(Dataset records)
::::::

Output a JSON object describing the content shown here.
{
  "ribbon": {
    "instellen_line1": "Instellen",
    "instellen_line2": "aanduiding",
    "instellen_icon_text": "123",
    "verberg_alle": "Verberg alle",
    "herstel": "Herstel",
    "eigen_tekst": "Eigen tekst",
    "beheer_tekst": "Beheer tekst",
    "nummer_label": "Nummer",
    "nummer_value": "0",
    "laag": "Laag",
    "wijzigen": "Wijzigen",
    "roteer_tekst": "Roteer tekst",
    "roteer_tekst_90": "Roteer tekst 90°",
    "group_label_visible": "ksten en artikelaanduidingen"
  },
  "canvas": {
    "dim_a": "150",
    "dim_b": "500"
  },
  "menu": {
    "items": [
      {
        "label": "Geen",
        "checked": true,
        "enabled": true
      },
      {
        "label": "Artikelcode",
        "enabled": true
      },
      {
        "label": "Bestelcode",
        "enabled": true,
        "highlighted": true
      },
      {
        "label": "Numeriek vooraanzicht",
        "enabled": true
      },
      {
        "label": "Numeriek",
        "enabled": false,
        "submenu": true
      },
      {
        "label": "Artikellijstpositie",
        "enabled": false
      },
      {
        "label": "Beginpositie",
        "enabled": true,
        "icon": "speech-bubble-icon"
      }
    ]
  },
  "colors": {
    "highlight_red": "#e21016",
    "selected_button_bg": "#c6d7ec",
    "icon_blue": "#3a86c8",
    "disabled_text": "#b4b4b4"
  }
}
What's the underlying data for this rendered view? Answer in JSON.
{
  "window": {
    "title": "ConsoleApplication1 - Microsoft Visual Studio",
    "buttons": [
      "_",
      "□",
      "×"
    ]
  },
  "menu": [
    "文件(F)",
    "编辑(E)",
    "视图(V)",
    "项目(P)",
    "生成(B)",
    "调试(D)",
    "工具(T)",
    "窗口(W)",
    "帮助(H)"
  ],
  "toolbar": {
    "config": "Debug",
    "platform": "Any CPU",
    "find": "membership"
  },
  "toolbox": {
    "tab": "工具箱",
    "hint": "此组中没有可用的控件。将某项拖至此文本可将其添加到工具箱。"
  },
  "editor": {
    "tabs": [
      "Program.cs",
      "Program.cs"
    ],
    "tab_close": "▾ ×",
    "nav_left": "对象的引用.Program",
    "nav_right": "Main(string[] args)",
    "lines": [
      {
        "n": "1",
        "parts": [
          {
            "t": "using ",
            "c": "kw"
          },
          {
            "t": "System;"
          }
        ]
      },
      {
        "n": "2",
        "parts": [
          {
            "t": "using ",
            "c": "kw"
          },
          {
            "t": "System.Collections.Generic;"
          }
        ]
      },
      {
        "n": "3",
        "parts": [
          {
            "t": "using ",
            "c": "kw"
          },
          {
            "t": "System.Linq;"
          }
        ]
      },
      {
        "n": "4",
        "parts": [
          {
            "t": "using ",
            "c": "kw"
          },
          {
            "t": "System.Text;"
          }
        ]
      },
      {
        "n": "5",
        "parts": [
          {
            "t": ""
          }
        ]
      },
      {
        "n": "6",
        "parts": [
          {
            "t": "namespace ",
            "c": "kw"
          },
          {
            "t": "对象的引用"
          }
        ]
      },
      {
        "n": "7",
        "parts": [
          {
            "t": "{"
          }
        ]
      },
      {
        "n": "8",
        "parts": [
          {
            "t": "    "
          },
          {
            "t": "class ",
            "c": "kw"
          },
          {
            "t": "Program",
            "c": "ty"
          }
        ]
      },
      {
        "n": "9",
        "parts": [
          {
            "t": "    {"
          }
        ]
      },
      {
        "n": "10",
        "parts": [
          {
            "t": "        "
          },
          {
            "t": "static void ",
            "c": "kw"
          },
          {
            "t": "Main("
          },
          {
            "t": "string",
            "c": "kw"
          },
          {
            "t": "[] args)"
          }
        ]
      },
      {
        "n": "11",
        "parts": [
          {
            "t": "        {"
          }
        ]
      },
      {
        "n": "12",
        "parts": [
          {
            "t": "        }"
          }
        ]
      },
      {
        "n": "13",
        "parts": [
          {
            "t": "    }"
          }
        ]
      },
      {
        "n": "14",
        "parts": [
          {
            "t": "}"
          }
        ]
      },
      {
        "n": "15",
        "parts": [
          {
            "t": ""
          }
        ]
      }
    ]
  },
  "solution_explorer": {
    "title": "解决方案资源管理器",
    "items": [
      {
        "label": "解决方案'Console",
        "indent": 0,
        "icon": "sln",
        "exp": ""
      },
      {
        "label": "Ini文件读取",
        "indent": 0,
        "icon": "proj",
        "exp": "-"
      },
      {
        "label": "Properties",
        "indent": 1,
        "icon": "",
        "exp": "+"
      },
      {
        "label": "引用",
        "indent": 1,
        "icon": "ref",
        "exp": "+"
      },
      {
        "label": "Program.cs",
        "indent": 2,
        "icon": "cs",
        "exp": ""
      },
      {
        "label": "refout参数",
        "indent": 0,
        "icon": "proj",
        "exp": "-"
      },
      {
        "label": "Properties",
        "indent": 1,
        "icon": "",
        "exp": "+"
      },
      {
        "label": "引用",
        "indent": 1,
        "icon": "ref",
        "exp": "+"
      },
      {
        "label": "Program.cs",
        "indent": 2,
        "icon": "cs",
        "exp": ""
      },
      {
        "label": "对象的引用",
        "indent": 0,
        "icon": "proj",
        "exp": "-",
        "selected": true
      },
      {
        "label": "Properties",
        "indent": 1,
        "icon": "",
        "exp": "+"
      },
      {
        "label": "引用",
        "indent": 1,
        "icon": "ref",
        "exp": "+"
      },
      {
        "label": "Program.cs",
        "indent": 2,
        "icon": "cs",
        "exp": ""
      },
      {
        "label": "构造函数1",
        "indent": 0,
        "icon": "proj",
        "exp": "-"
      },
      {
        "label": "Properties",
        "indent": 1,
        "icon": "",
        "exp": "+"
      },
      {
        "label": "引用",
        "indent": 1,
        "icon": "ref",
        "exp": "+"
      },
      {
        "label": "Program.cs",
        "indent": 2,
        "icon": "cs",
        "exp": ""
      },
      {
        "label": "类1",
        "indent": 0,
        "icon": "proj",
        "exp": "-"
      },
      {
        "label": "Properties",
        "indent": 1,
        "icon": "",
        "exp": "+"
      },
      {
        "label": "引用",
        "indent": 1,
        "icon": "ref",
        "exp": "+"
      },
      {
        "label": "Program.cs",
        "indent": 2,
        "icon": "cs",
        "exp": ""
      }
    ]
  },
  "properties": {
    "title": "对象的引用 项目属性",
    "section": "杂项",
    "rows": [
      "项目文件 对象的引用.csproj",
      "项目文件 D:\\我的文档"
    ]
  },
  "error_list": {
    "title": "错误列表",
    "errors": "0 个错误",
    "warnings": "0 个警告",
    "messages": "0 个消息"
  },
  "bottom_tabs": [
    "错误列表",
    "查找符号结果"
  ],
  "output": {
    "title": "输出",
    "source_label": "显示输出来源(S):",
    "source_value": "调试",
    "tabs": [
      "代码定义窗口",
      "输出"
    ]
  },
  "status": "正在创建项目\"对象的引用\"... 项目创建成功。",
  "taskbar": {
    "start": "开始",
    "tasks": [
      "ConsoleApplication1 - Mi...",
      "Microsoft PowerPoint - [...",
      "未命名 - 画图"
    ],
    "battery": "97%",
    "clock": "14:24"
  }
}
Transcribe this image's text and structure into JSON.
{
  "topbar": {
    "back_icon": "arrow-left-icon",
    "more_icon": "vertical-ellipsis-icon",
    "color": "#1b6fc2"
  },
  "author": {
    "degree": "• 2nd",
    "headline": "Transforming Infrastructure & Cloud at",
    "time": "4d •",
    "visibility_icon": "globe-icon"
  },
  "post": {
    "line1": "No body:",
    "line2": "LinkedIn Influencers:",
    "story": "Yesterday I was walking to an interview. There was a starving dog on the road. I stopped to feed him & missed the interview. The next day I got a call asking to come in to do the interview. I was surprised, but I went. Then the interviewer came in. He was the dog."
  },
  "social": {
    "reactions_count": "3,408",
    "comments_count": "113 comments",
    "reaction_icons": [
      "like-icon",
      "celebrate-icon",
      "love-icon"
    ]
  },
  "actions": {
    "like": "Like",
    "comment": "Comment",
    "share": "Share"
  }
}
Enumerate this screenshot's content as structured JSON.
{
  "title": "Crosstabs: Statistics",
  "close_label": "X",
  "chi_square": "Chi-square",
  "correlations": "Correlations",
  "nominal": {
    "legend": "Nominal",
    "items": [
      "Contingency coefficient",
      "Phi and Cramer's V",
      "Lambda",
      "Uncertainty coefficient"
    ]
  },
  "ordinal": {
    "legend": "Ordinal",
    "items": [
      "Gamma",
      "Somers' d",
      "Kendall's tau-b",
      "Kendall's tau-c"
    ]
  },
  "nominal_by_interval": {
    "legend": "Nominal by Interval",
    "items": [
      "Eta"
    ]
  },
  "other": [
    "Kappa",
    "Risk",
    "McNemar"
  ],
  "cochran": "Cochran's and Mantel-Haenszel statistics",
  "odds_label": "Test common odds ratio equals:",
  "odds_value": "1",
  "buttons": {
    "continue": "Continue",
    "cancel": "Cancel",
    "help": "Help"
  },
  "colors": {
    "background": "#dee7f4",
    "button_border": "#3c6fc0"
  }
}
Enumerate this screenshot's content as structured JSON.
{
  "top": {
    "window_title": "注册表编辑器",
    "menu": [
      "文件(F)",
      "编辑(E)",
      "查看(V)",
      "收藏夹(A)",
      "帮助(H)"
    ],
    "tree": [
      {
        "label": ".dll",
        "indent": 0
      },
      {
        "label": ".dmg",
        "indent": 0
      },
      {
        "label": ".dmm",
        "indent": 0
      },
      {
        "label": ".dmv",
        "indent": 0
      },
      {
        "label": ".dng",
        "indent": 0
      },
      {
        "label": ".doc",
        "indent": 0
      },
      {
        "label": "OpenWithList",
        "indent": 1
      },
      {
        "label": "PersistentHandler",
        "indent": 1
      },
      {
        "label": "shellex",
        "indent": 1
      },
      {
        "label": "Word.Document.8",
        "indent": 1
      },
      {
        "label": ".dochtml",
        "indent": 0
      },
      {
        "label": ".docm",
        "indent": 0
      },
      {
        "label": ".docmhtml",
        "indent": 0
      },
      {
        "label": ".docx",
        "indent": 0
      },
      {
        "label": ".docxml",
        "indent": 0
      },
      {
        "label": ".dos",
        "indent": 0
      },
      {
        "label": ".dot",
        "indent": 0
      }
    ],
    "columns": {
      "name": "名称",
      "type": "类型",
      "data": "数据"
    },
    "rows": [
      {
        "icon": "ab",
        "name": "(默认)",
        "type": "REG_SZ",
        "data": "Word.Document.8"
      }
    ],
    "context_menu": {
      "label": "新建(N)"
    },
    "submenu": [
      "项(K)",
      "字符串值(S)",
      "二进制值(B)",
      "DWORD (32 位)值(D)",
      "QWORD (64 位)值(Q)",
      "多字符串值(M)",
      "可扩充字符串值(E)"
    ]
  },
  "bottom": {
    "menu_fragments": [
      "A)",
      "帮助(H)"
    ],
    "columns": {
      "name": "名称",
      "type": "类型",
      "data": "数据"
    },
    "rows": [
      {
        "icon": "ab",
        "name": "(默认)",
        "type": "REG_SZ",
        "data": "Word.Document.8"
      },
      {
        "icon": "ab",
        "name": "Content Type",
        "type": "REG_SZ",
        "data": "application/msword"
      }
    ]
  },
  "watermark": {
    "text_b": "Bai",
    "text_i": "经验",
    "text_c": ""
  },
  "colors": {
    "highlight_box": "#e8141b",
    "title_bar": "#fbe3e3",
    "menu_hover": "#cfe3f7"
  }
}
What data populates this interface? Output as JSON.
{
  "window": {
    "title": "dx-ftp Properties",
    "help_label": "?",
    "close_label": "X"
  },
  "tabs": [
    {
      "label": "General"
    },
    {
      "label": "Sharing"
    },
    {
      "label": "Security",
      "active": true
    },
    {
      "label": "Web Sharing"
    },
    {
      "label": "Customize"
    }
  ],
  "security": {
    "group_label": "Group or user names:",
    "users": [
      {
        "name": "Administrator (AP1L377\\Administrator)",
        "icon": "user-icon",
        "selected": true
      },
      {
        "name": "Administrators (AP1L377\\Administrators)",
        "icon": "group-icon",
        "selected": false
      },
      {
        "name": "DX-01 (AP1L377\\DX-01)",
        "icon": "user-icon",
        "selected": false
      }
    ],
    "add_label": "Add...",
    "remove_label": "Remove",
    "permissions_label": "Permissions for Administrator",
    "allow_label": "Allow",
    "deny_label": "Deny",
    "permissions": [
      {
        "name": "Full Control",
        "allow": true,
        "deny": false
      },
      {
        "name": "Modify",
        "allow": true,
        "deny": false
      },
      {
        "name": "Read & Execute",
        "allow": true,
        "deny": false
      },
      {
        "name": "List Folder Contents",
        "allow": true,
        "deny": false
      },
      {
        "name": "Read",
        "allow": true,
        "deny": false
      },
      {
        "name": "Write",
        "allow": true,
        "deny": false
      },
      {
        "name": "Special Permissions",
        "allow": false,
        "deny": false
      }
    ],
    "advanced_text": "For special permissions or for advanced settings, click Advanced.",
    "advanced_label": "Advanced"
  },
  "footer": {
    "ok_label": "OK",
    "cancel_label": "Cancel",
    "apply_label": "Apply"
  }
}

::::::

# What to do
Using the listing above, list every line in which the string "System" occurs.

# Solution to the exercise
            "t": "System;"
            "t": "System.Collections.Generic;"
            "t": "System.Linq;"
            "t": "System.Text;"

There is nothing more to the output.